Stored data:
=======

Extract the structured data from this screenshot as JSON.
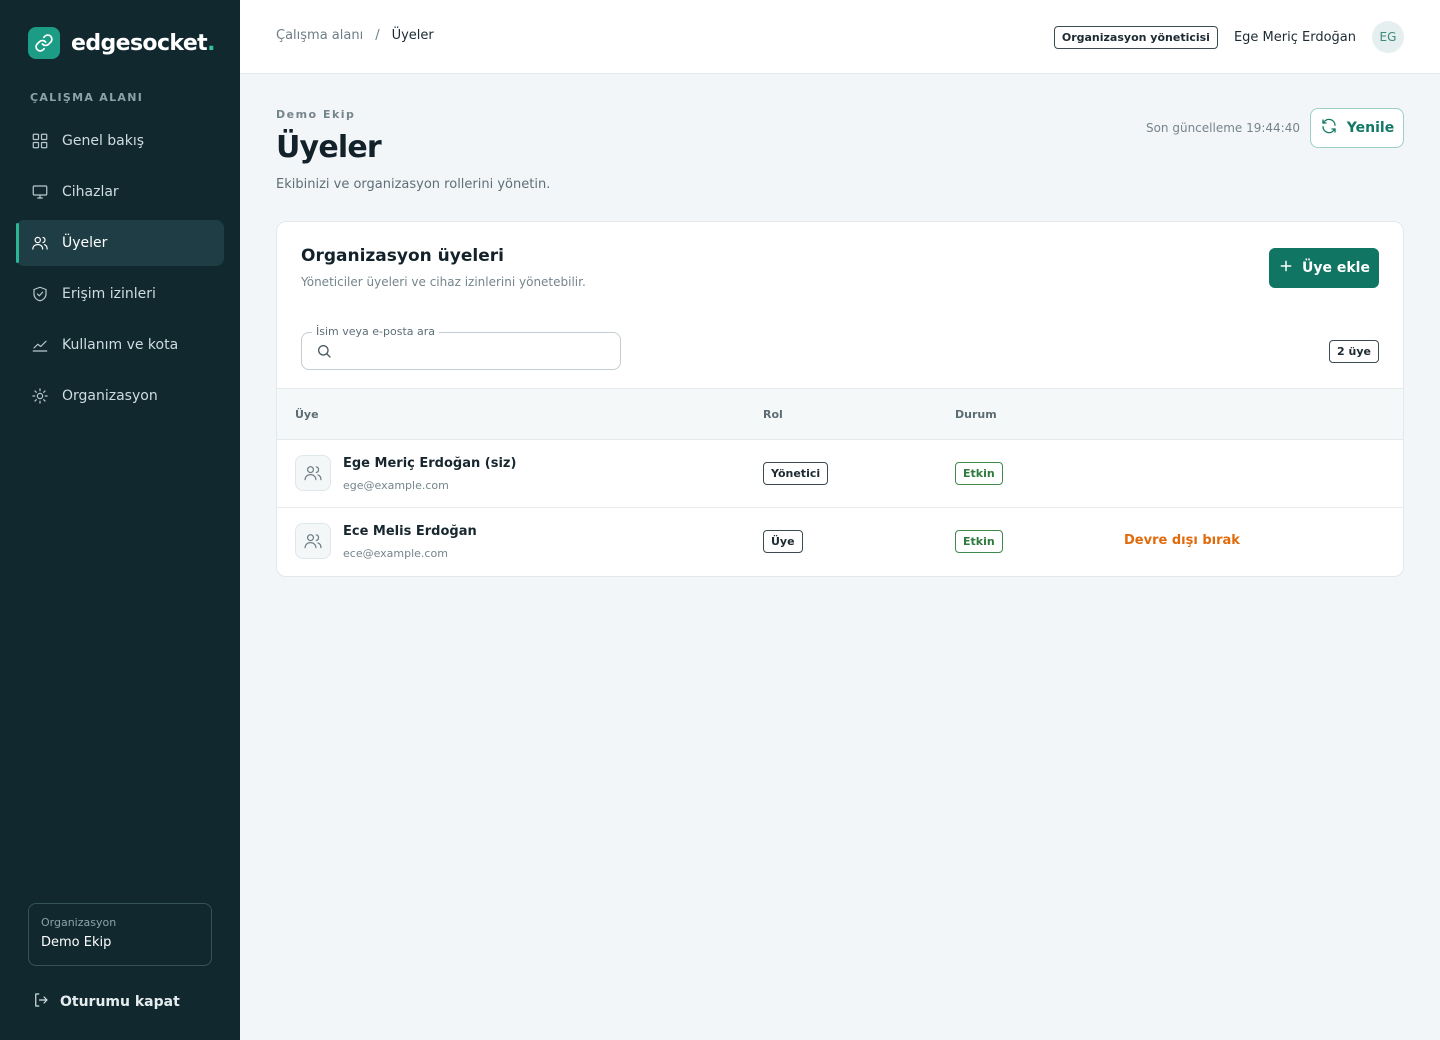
{
  "brand": {
    "name": "edgesocket",
    "dot": ".",
    "accent": "#1c9c84"
  },
  "sidebar": {
    "section_label": "ÇALIŞMA ALANI",
    "items": [
      {
        "label": "Genel bakış",
        "icon": "grid-icon",
        "active": false
      },
      {
        "label": "Cihazlar",
        "icon": "monitor-icon",
        "active": false
      },
      {
        "label": "Üyeler",
        "icon": "users-icon",
        "active": true
      },
      {
        "label": "Erişim izinleri",
        "icon": "shield-check-icon",
        "active": false
      },
      {
        "label": "Kullanım ve kota",
        "icon": "chart-line-icon",
        "active": false
      },
      {
        "label": "Organizasyon",
        "icon": "sun-gear-icon",
        "active": false
      }
    ],
    "org_label": "Organizasyon",
    "org_name": "Demo Ekip",
    "logout_label": "Oturumu kapat"
  },
  "topbar": {
    "breadcrumb_root": "Çalışma alanı",
    "breadcrumb_sep": "/",
    "breadcrumb_current": "Üyeler",
    "role_badge": "Organizasyon yöneticisi",
    "user_name": "Ege Meriç Erdoğan",
    "avatar_initials": "EG"
  },
  "header": {
    "eyebrow": "Demo Ekip",
    "title": "Üyeler",
    "subtitle": "Ekibinizi ve organizasyon rollerini yönetin.",
    "updated": "Son güncelleme 19:44:40",
    "refresh_label": "Yenile"
  },
  "card": {
    "title": "Organizasyon üyeleri",
    "subtitle": "Yöneticiler üyeleri ve cihaz izinlerini yönetebilir.",
    "add_label": "Üye ekle",
    "search_label": "İsim veya e-posta ara",
    "search_value": "",
    "count_label": "2 üye",
    "columns": {
      "member": "Üye",
      "role": "Rol",
      "status": "Durum"
    },
    "rows": [
      {
        "name": "Ege Meriç Erdoğan (siz)",
        "email": "ege@example.com",
        "role": "Yönetici",
        "status": "Etkin",
        "action": ""
      },
      {
        "name": "Ece Melis Erdoğan",
        "email": "ece@example.com",
        "role": "Üye",
        "status": "Etkin",
        "action": "Devre dışı bırak"
      }
    ]
  },
  "colors": {
    "sidebar_bg": "#11282f",
    "primary": "#117564",
    "status_ok": "#2f7a3d",
    "danger_action": "#e06b0c"
  }
}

=======

DESCRIPTION OF THE TASK:
In the entries above, identify each line that includes the string "Meriç", then copy it.

RESPONSE BELOW:
    "user_name": "Ege Meriç Erdoğan",
        "name": "Ege Meriç Erdoğan (siz)",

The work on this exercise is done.